• Your objective
Copy out each line of the listing below word for word, leaving out the pictures.

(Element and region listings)
= = = = =

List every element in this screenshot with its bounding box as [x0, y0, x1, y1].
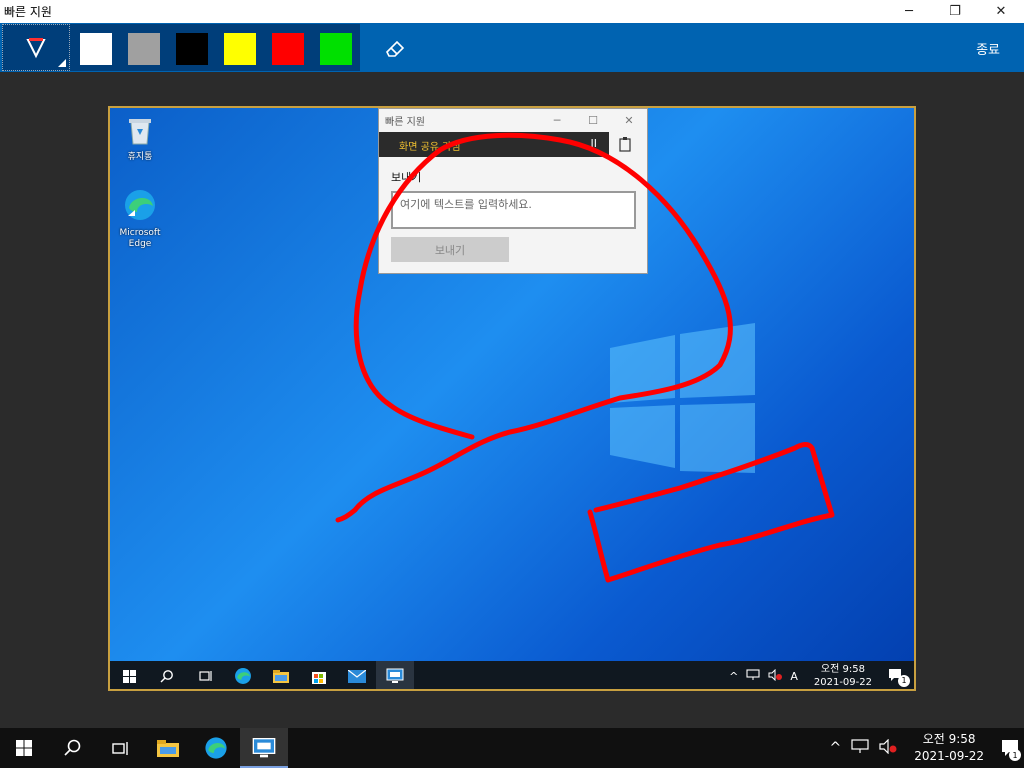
- folder-icon: [157, 740, 179, 757]
- search-icon: [160, 670, 173, 683]
- clipboard-icon[interactable]: [617, 136, 637, 154]
- pen-icon: [26, 37, 46, 58]
- quick-assist-minimize-button[interactable]: ─: [539, 114, 575, 127]
- eraser-icon: [386, 40, 405, 57]
- remote-notification-badge: 1: [898, 674, 910, 687]
- color-black-swatch[interactable]: [176, 33, 208, 65]
- tray-overflow-button[interactable]: ^: [830, 740, 842, 756]
- remote-edge-taskbar-button[interactable]: [224, 661, 262, 689]
- remote-search-button[interactable]: [148, 661, 186, 689]
- notification-center-button[interactable]: 1: [996, 728, 1024, 768]
- windows-start-icon: [16, 740, 32, 756]
- remote-date: 2021-09-22: [813, 677, 872, 688]
- network-icon[interactable]: [746, 668, 760, 684]
- exit-button[interactable]: 종료: [976, 39, 1000, 58]
- notification-badge: 1: [1009, 749, 1021, 761]
- color-yellow-swatch[interactable]: [224, 33, 256, 65]
- remote-clock[interactable]: 오전 9:58 2021-09-22: [814, 663, 872, 689]
- send-section-label: 보내기: [391, 171, 422, 184]
- search-button[interactable]: [48, 728, 96, 768]
- desktop-icon-recycle-bin[interactable]: 휴지통: [110, 114, 170, 163]
- eraser-button[interactable]: [382, 35, 408, 61]
- remote-time: 오전 9:58: [820, 664, 865, 675]
- sharing-status-text: 화면 공유 가짐: [399, 142, 461, 153]
- pen-button[interactable]: [2, 24, 70, 71]
- folder-icon: [273, 670, 289, 683]
- remote-store-button[interactable]: [300, 661, 338, 689]
- remote-start-button[interactable]: [110, 661, 148, 689]
- recycle-bin-icon: [129, 119, 151, 145]
- remote-task-view-button[interactable]: [186, 661, 224, 689]
- color-gray-swatch[interactable]: [128, 33, 160, 65]
- edge-icon: [235, 668, 251, 684]
- time: 오전 9:58: [922, 732, 976, 746]
- desktop-icon-edge[interactable]: Microsoft Edge: [110, 188, 170, 250]
- windows-logo-wallpaper: [610, 323, 755, 473]
- restore-button[interactable]: ❐: [932, 0, 978, 23]
- quick-assist-close-button[interactable]: ✕: [611, 114, 647, 127]
- quick-assist-icon: [252, 738, 276, 758]
- volume-muted-icon[interactable]: [768, 668, 783, 684]
- store-icon: [312, 672, 326, 684]
- annotation-toolbar: 종료: [0, 23, 1024, 72]
- desktop-icon-label: Microsoft Edge: [119, 228, 161, 249]
- remote-notification-button[interactable]: 1: [888, 668, 910, 687]
- network-icon[interactable]: [851, 738, 869, 758]
- mail-icon: [348, 669, 366, 683]
- sharing-status-bar: 화면 공유 가짐 II: [379, 132, 609, 157]
- local-taskbar: ^ 오전 9:58 2021-09-22 1: [0, 728, 1024, 768]
- remote-quick-assist-button[interactable]: [376, 661, 414, 689]
- quick-assist-taskbar-button[interactable]: [240, 728, 288, 768]
- quick-assist-icon: [386, 668, 404, 683]
- quick-assist-title: 빠른 지원: [385, 116, 425, 128]
- window-title: 빠른 지원: [4, 5, 52, 19]
- remote-desktop[interactable]: 휴지통 Microsoft Edge 빠른 지원 ─ ☐ ✕ 화면 공유 가짐 …: [110, 108, 914, 661]
- edge-taskbar-button[interactable]: [192, 728, 240, 768]
- quick-assist-maximize-button[interactable]: ☐: [575, 114, 611, 127]
- window-titlebar: 빠른 지원 ─ ❐ ✕: [0, 0, 1024, 23]
- color-green-swatch[interactable]: [320, 33, 352, 65]
- system-tray: ^ 오전 9:58 2021-09-22 1: [825, 728, 1024, 768]
- clock[interactable]: 오전 9:58 2021-09-22: [914, 731, 984, 765]
- color-white-swatch[interactable]: [80, 33, 112, 65]
- date: 2021-09-22: [914, 749, 984, 763]
- remote-explorer-button[interactable]: [262, 661, 300, 689]
- windows-start-icon: [122, 669, 136, 683]
- task-view-button[interactable]: [96, 728, 144, 768]
- search-icon: [64, 739, 81, 756]
- color-palette: [70, 24, 360, 71]
- message-input[interactable]: 여기에 텍스트를 입력하세요.: [391, 191, 636, 229]
- task-view-icon: [199, 671, 212, 681]
- volume-muted-icon[interactable]: [879, 738, 897, 758]
- close-button[interactable]: ✕: [978, 0, 1024, 23]
- remote-system-tray: ^ A 오전 9:58 2021-09-22 1: [725, 661, 914, 689]
- minimize-button[interactable]: ─: [886, 0, 932, 23]
- edge-icon: [125, 190, 155, 220]
- desktop-icon-label: 휴지통: [127, 152, 153, 162]
- quick-assist-titlebar: 빠른 지원 ─ ☐ ✕: [379, 109, 647, 131]
- color-red-swatch[interactable]: [272, 33, 304, 65]
- pause-button[interactable]: II: [591, 137, 598, 150]
- quick-assist-window: 빠른 지원 ─ ☐ ✕ 화면 공유 가짐 II 보내기 여기에 텍스트를 입력하…: [378, 108, 648, 274]
- remote-taskbar: ^ A 오전 9:58 2021-09-22 1: [110, 661, 914, 689]
- send-button[interactable]: 보내기: [391, 237, 509, 262]
- remote-tray-overflow-button[interactable]: ^: [729, 670, 738, 683]
- edge-icon: [205, 737, 227, 759]
- remote-screen-viewer[interactable]: 휴지통 Microsoft Edge 빠른 지원 ─ ☐ ✕ 화면 공유 가짐 …: [108, 106, 916, 691]
- remote-mail-button[interactable]: [338, 661, 376, 689]
- task-view-icon: [112, 741, 128, 755]
- pen-options-corner: [58, 59, 66, 67]
- start-button[interactable]: [0, 728, 48, 768]
- ime-indicator[interactable]: A: [790, 670, 798, 683]
- file-explorer-button[interactable]: [144, 728, 192, 768]
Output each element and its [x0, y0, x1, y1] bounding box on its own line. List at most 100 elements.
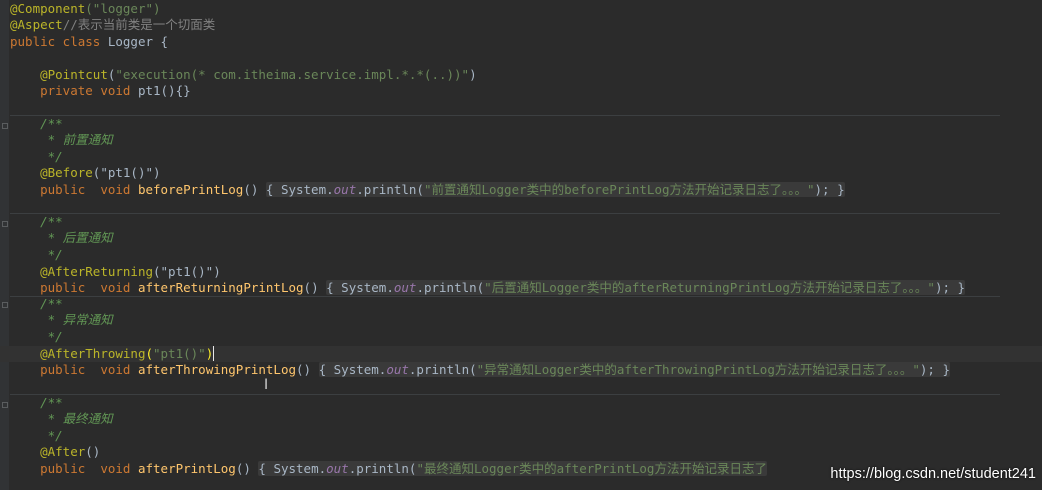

= = = = =

• Exercise result
List every element in this screenshot with its bounding box as [x0, y0, x1, y1].
- folder-icon: [157, 740, 179, 757]
- search-icon: [160, 670, 173, 683]
- clipboard-icon[interactable]: [617, 136, 637, 154]
- pen-icon: [26, 37, 46, 58]
- quick-assist-minimize-button[interactable]: ─: [539, 114, 575, 127]
- eraser-icon: [386, 40, 405, 57]
- remote-notification-badge: 1: [898, 674, 910, 687]
- color-black-swatch[interactable]: [176, 33, 208, 65]
- tray-overflow-button[interactable]: ^: [830, 740, 842, 756]
- remote-edge-taskbar-button[interactable]: [224, 661, 262, 689]
- remote-search-button[interactable]: [148, 661, 186, 689]
- notification-center-button[interactable]: 1: [996, 728, 1024, 768]
- windows-start-icon: [16, 740, 32, 756]
- remote-date: 2021-09-22: [813, 677, 872, 688]
- network-icon[interactable]: [746, 668, 760, 684]
- exit-button[interactable]: 종료: [976, 39, 1000, 58]
- notification-badge: 1: [1009, 749, 1021, 761]
- color-yellow-swatch[interactable]: [224, 33, 256, 65]
- remote-clock[interactable]: 오전 9:58 2021-09-22: [814, 663, 872, 689]
- send-section-label: 보내기: [391, 171, 422, 184]
- search-button[interactable]: [48, 728, 96, 768]
- desktop-icon-recycle-bin[interactable]: 휴지통: [110, 114, 170, 163]
- eraser-button[interactable]: [382, 35, 408, 61]
- remote-time: 오전 9:58: [820, 664, 865, 675]
- sharing-status-text: 화면 공유 가짐: [399, 142, 461, 153]
- pen-button[interactable]: [2, 24, 70, 71]
- folder-icon: [273, 670, 289, 683]
- remote-store-button[interactable]: [300, 661, 338, 689]
- remote-start-button[interactable]: [110, 661, 148, 689]
- recycle-bin-icon: [129, 119, 151, 145]
- remote-task-view-button[interactable]: [186, 661, 224, 689]
- color-gray-swatch[interactable]: [128, 33, 160, 65]
- edge-icon: [235, 668, 251, 684]
- time: 오전 9:58: [922, 732, 976, 746]
- desktop-icon-edge[interactable]: Microsoft Edge: [110, 188, 170, 250]
- windows-logo-wallpaper: [610, 323, 755, 473]
- restore-button[interactable]: ❐: [932, 0, 978, 23]
- quick-assist-close-button[interactable]: ✕: [611, 114, 647, 127]
- quick-assist-icon: [252, 738, 276, 758]
- volume-muted-icon[interactable]: [768, 668, 783, 684]
- store-icon: [312, 672, 326, 684]
- annotation-toolbar: 종료: [0, 23, 1024, 72]
- desktop-icon-label: Microsoft Edge: [119, 228, 161, 249]
- remote-notification-button[interactable]: 1: [888, 668, 910, 687]
- network-icon[interactable]: [851, 738, 869, 758]
- mail-icon: [348, 669, 366, 683]
- sharing-status-bar: 화면 공유 가짐 II: [379, 132, 609, 157]
- local-taskbar: ^ 오전 9:58 2021-09-22 1: [0, 728, 1024, 768]
- remote-quick-assist-button[interactable]: [376, 661, 414, 689]
- quick-assist-taskbar-button[interactable]: [240, 728, 288, 768]
- quick-assist-icon: [386, 668, 404, 683]
- quick-assist-title: 빠른 지원: [385, 116, 425, 128]
- window-title: 빠른 지원: [4, 5, 52, 19]
- remote-desktop[interactable]: 휴지통 Microsoft Edge 빠른 지원 ─ ☐ ✕ 화면 공유 가짐 …: [110, 108, 914, 661]
- edge-taskbar-button[interactable]: [192, 728, 240, 768]
- quick-assist-maximize-button[interactable]: ☐: [575, 114, 611, 127]
- window-titlebar: 빠른 지원 ─ ❐ ✕: [0, 0, 1024, 23]
- color-green-swatch[interactable]: [320, 33, 352, 65]
- system-tray: ^ 오전 9:58 2021-09-22 1: [825, 728, 1024, 768]
- clock[interactable]: 오전 9:58 2021-09-22: [914, 731, 984, 765]
- color-white-swatch[interactable]: [80, 33, 112, 65]
- date: 2021-09-22: [914, 749, 984, 763]
- remote-explorer-button[interactable]: [262, 661, 300, 689]
- windows-start-icon: [122, 669, 136, 683]
- task-view-button[interactable]: [96, 728, 144, 768]
- search-icon: [64, 739, 81, 756]
- color-palette: [70, 24, 360, 71]
- message-input[interactable]: 여기에 텍스트를 입력하세요.: [391, 191, 636, 229]
- task-view-icon: [199, 671, 212, 681]
- volume-muted-icon[interactable]: [879, 738, 897, 758]
- close-button[interactable]: ✕: [978, 0, 1024, 23]
- remote-system-tray: ^ A 오전 9:58 2021-09-22 1: [725, 661, 914, 689]
- minimize-button[interactable]: ─: [886, 0, 932, 23]
- edge-icon: [125, 190, 155, 220]
- desktop-icon-label: 휴지통: [127, 152, 153, 162]
- quick-assist-titlebar: 빠른 지원 ─ ☐ ✕: [379, 109, 647, 131]
- color-red-swatch[interactable]: [272, 33, 304, 65]
- pause-button[interactable]: II: [591, 137, 598, 150]
- quick-assist-window: 빠른 지원 ─ ☐ ✕ 화면 공유 가짐 II 보내기 여기에 텍스트를 입력하…: [378, 108, 648, 274]
- remote-taskbar: ^ A 오전 9:58 2021-09-22 1: [110, 661, 914, 689]
- send-button[interactable]: 보내기: [391, 237, 509, 262]
- remote-tray-overflow-button[interactable]: ^: [729, 670, 738, 683]
- edge-icon: [205, 737, 227, 759]
- remote-screen-viewer[interactable]: 휴지통 Microsoft Edge 빠른 지원 ─ ☐ ✕ 화면 공유 가짐 …: [108, 106, 916, 691]
- remote-mail-button[interactable]: [338, 661, 376, 689]
- task-view-icon: [112, 741, 128, 755]
- pen-options-corner: [58, 59, 66, 67]
- start-button[interactable]: [0, 728, 48, 768]
- ime-indicator[interactable]: A: [790, 670, 798, 683]
- file-explorer-button[interactable]: [144, 728, 192, 768]
Output each element and its [x0, y0, x1, y1] bounding box on its own line. List at most 100 elements.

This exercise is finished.